> _WHAT YOU HAVE TO DO_
All of the material should be reproduced exactly, with pictures left out.

> _EXTRACTED DATA_
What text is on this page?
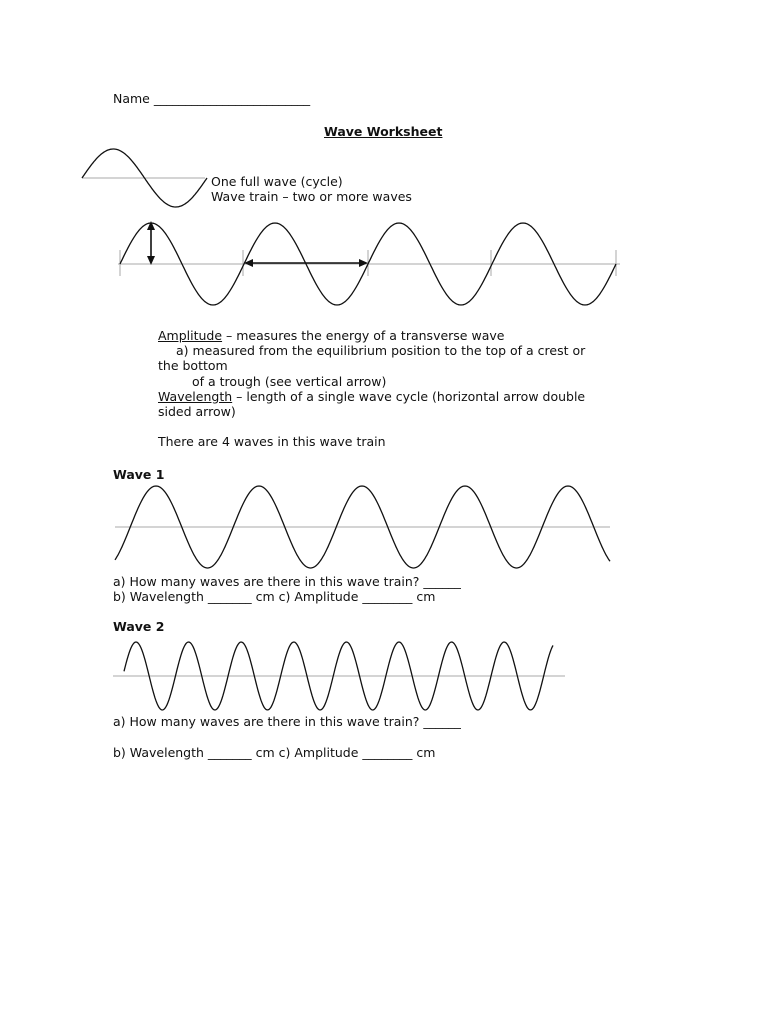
Name _________________________
Wave Worksheet
One full wave (cycle)
Wave train – two or more waves

Amplitude – measures the energy of a transverse wave

a) measured from the equilibrium position to the top of a crest or the bottom

of a trough (see vertical arrow)

Wavelength – length of a single wave cycle (horizontal arrow double sided arrow)

There are 4 waves in this wave train

Wave 1
a) How many waves are there in this wave train? ______
b) Wavelength _______ cm c) Amplitude ________ cm
Wave 2
a) How many waves are there in this wave train? ______
b) Wavelength _______ cm c) Amplitude ________ cm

> _COMPLETE RESPONSE_
What text is on this page?
Name _________________________
Wave Worksheet
One full wave (cycle)
Wave train – two or more waves

Amplitude – measures the energy of a transverse wave

a) measured from the equilibrium position to the top of a crest or the bottom

of a trough (see vertical arrow)

Wavelength – length of a single wave cycle (horizontal arrow double sided arrow)

There are 4 waves in this wave train

Wave 1
a) How many waves are there in this wave train? ______
b) Wavelength _______ cm c) Amplitude ________ cm
Wave 2
a) How many waves are there in this wave train? ______
b) Wavelength _______ cm c) Amplitude ________ cm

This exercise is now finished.